→ **INSTRUCTIONS TO FOLLOW**
Below are some records: retype them all exactly, but not the pictures.
========================================================================
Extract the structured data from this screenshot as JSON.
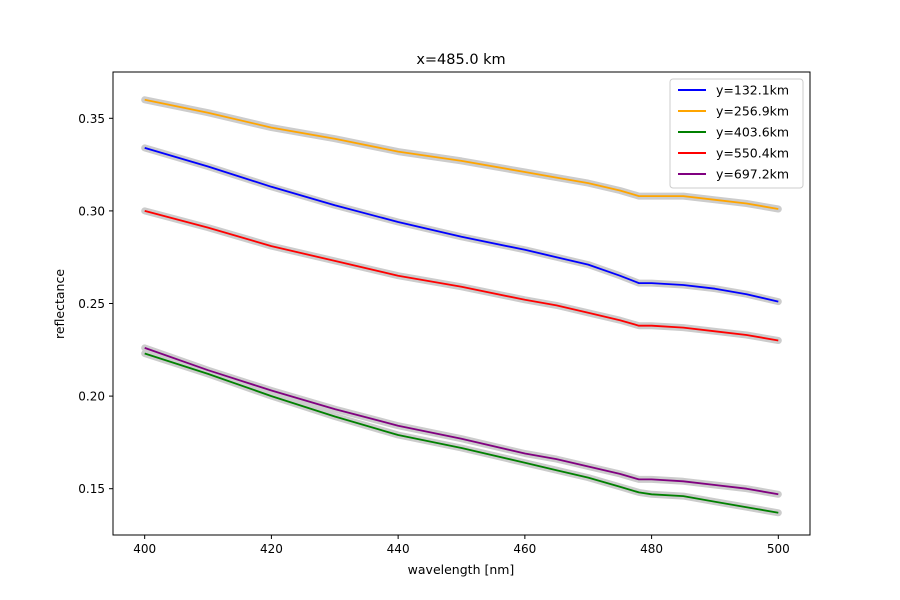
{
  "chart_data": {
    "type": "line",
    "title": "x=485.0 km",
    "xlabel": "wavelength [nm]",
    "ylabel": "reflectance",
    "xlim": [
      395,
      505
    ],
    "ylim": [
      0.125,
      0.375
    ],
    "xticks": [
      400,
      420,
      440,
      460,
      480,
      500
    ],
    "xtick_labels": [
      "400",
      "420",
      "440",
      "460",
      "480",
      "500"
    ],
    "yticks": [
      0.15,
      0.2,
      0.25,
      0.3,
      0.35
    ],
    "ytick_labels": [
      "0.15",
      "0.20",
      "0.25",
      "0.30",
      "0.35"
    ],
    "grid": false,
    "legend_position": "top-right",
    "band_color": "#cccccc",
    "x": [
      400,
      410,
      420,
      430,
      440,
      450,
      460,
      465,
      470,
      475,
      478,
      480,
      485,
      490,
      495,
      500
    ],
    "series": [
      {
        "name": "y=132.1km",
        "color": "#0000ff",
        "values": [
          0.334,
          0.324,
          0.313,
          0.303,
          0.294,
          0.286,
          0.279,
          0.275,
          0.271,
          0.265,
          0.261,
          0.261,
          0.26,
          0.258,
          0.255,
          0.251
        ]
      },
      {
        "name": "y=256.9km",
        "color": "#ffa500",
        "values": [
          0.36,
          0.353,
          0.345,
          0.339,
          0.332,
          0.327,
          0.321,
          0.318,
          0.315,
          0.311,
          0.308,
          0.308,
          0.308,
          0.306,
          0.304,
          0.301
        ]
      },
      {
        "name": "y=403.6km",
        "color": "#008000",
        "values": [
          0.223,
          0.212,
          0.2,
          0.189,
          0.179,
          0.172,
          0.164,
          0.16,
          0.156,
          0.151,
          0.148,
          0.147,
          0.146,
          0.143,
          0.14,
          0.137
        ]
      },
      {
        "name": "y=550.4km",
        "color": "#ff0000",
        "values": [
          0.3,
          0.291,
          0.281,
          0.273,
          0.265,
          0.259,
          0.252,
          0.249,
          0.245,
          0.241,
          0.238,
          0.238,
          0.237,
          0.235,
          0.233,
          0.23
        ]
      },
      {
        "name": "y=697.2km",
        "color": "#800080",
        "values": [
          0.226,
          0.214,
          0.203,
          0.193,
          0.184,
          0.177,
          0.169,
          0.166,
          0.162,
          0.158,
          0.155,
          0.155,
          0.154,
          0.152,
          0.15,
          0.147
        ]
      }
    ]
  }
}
========================================================================
→ **FINISHED TASK**
Extract the structured data from this screenshot as JSON.
{
  "chart_data": {
    "type": "line",
    "title": "x=485.0 km",
    "xlabel": "wavelength [nm]",
    "ylabel": "reflectance",
    "xlim": [
      395,
      505
    ],
    "ylim": [
      0.125,
      0.375
    ],
    "xticks": [
      400,
      420,
      440,
      460,
      480,
      500
    ],
    "xtick_labels": [
      "400",
      "420",
      "440",
      "460",
      "480",
      "500"
    ],
    "yticks": [
      0.15,
      0.2,
      0.25,
      0.3,
      0.35
    ],
    "ytick_labels": [
      "0.15",
      "0.20",
      "0.25",
      "0.30",
      "0.35"
    ],
    "grid": false,
    "legend_position": "top-right",
    "band_color": "#cccccc",
    "x": [
      400,
      410,
      420,
      430,
      440,
      450,
      460,
      465,
      470,
      475,
      478,
      480,
      485,
      490,
      495,
      500
    ],
    "series": [
      {
        "name": "y=132.1km",
        "color": "#0000ff",
        "values": [
          0.334,
          0.324,
          0.313,
          0.303,
          0.294,
          0.286,
          0.279,
          0.275,
          0.271,
          0.265,
          0.261,
          0.261,
          0.26,
          0.258,
          0.255,
          0.251
        ]
      },
      {
        "name": "y=256.9km",
        "color": "#ffa500",
        "values": [
          0.36,
          0.353,
          0.345,
          0.339,
          0.332,
          0.327,
          0.321,
          0.318,
          0.315,
          0.311,
          0.308,
          0.308,
          0.308,
          0.306,
          0.304,
          0.301
        ]
      },
      {
        "name": "y=403.6km",
        "color": "#008000",
        "values": [
          0.223,
          0.212,
          0.2,
          0.189,
          0.179,
          0.172,
          0.164,
          0.16,
          0.156,
          0.151,
          0.148,
          0.147,
          0.146,
          0.143,
          0.14,
          0.137
        ]
      },
      {
        "name": "y=550.4km",
        "color": "#ff0000",
        "values": [
          0.3,
          0.291,
          0.281,
          0.273,
          0.265,
          0.259,
          0.252,
          0.249,
          0.245,
          0.241,
          0.238,
          0.238,
          0.237,
          0.235,
          0.233,
          0.23
        ]
      },
      {
        "name": "y=697.2km",
        "color": "#800080",
        "values": [
          0.226,
          0.214,
          0.203,
          0.193,
          0.184,
          0.177,
          0.169,
          0.166,
          0.162,
          0.158,
          0.155,
          0.155,
          0.154,
          0.152,
          0.15,
          0.147
        ]
      }
    ]
  }
}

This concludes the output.